**PROVIDED ENTRIES:**
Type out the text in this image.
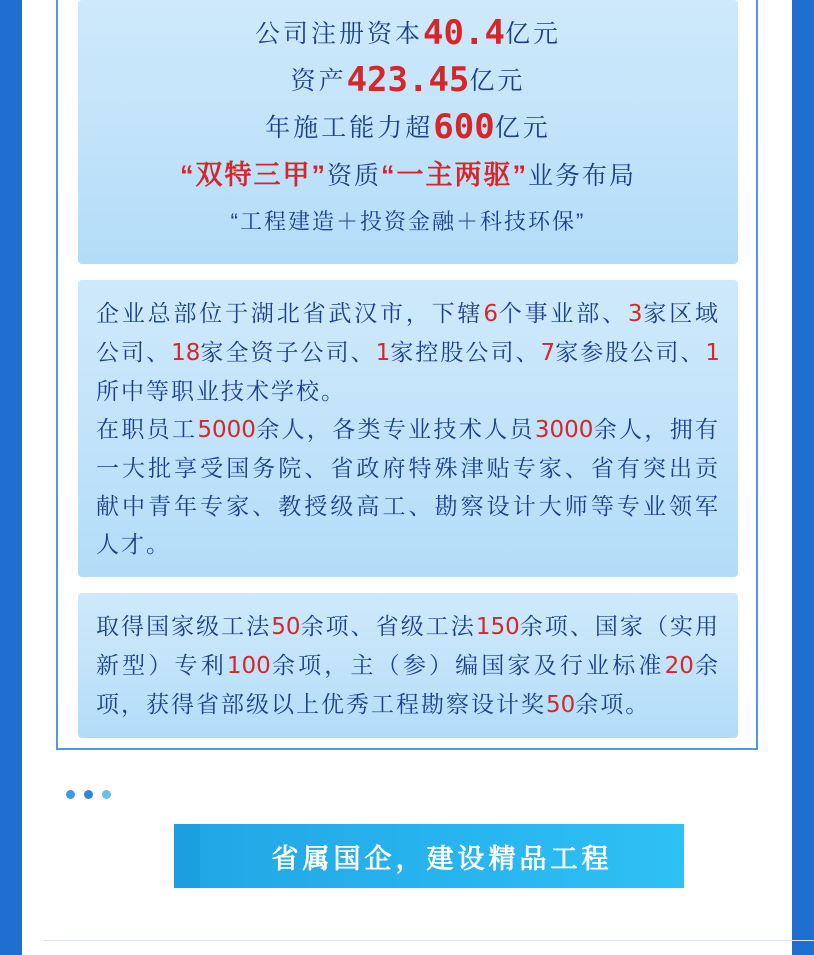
公司注册资本40.4亿元
资产423.45亿元
年施工能力超600亿元
“双特三甲”资质“一主两驱”业务布局
“工程建造＋投资金融＋科技环保”

企业总部位于湖北省武汉市，下辖6个事业部、3家区域公司、18家全资子公司、1家控股公司、7家参股公司、1所中等职业技术学校。

在职员工5000余人，各类专业技术人员3000余人，拥有一大批享受国务院、省政府特殊津贴专家、省有突出贡献中青年专家、教授级高工、勘察设计大师等专业领军人才。

取得国家级工法50余项、省级工法150余项、国家（实用新型）专利100余项，主（参）编国家及行业标准20余项，获得省部级以上优秀工程勘察设计奖50余项。

省属国企，建设精品工程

**OBJECTIVE:** Quote the records in their entirety, keeping the wording exact and excluding pictures.

**PROBLEM SOLUTION:**
Type out the text in this image.
公司注册资本40.4亿元
资产423.45亿元
年施工能力超600亿元
“双特三甲”资质“一主两驱”业务布局
“工程建造＋投资金融＋科技环保”

企业总部位于湖北省武汉市，下辖6个事业部、3家区域公司、18家全资子公司、1家控股公司、7家参股公司、1所中等职业技术学校。

在职员工5000余人，各类专业技术人员3000余人，拥有一大批享受国务院、省政府特殊津贴专家、省有突出贡献中青年专家、教授级高工、勘察设计大师等专业领军人才。

取得国家级工法50余项、省级工法150余项、国家（实用新型）专利100余项，主（参）编国家及行业标准20余项，获得省部级以上优秀工程勘察设计奖50余项。

省属国企，建设精品工程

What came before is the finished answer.